> _What is asked_:
Within this material, how many lines have the string "heading" in them? The answer is a number, with nothing added.

-- -- --

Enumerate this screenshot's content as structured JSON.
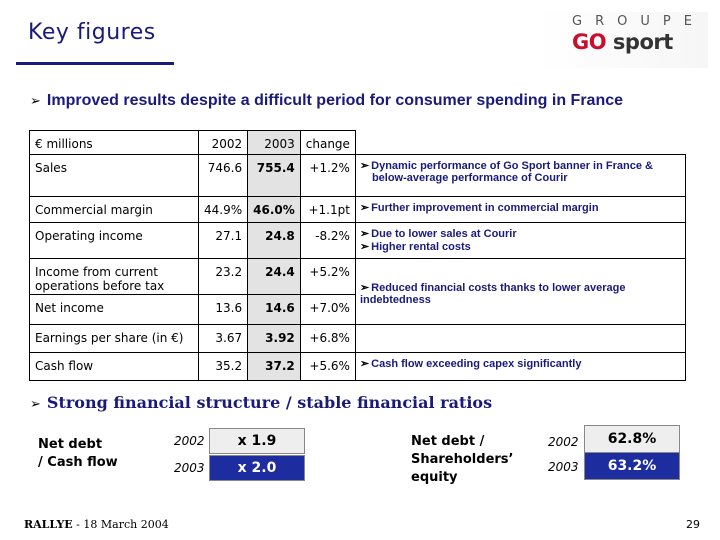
{
  "title": "Key figures",
  "logo": {
    "groupe": "GROUPE",
    "go": "GO",
    "sport": "sport"
  },
  "section1": {
    "heading": "Improved results despite a difficult period for consumer spending in France"
  },
  "table": {
    "headers": {
      "label": "€ millions",
      "y2002": "2002",
      "y2003": "2003",
      "change": "change"
    },
    "rows": [
      {
        "label": "Sales",
        "y2002": "746.6",
        "y2003": "755.4",
        "change": "+1.2%"
      },
      {
        "label": "Commercial margin",
        "y2002": "44.9%",
        "y2003": "46.0%",
        "change": "+1.1pt"
      },
      {
        "label": "Operating income",
        "y2002": "27.1",
        "y2003": "24.8",
        "change": "-8.2%"
      },
      {
        "label": "Income from current operations before tax",
        "y2002": "23.2",
        "y2003": "24.4",
        "change": "+5.2%"
      },
      {
        "label": "Net income",
        "y2002": "13.6",
        "y2003": "14.6",
        "change": "+7.0%"
      },
      {
        "label": "Earnings per share (in €)",
        "y2002": "3.67",
        "y2003": "3.92",
        "change": "+6.8%"
      },
      {
        "label": "Cash flow",
        "y2002": "35.2",
        "y2003": "37.2",
        "change": "+5.6%"
      }
    ],
    "comments": {
      "sales_1": "Dynamic performance of Go Sport banner in France &",
      "sales_2": "below-average performance of Courir",
      "margin": "Further improvement in commercial margin",
      "operating_1": "Due to lower sales at Courir",
      "operating_2": "Higher rental costs",
      "net_income": "Reduced financial costs thanks to lower average indebtedness",
      "cash_flow": "Cash flow exceeding capex significantly"
    }
  },
  "section2": {
    "heading": "Strong financial structure / stable financial ratios"
  },
  "ratios": {
    "net_debt_cash_flow": {
      "label_1": "Net debt",
      "label_2": "/ Cash flow",
      "year1": "2002",
      "value1": "x 1.9",
      "year2": "2003",
      "value2": "x 2.0"
    },
    "net_debt_equity": {
      "label_1": "Net debt /",
      "label_2": "Shareholders’",
      "label_3": "equity",
      "year1": "2002",
      "value1": "62.8%",
      "year2": "2003",
      "value2": "63.2%"
    }
  },
  "footer": {
    "left_bold": "RALLYE",
    "left_rest": " - 18 March 2004",
    "page": "29"
  },
  "colors": {
    "title": "#1a1a7a",
    "dark_box": "#1d2c9e",
    "highlight": "#e3e3e3"
  }
}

-- -- --

> _Output_:
2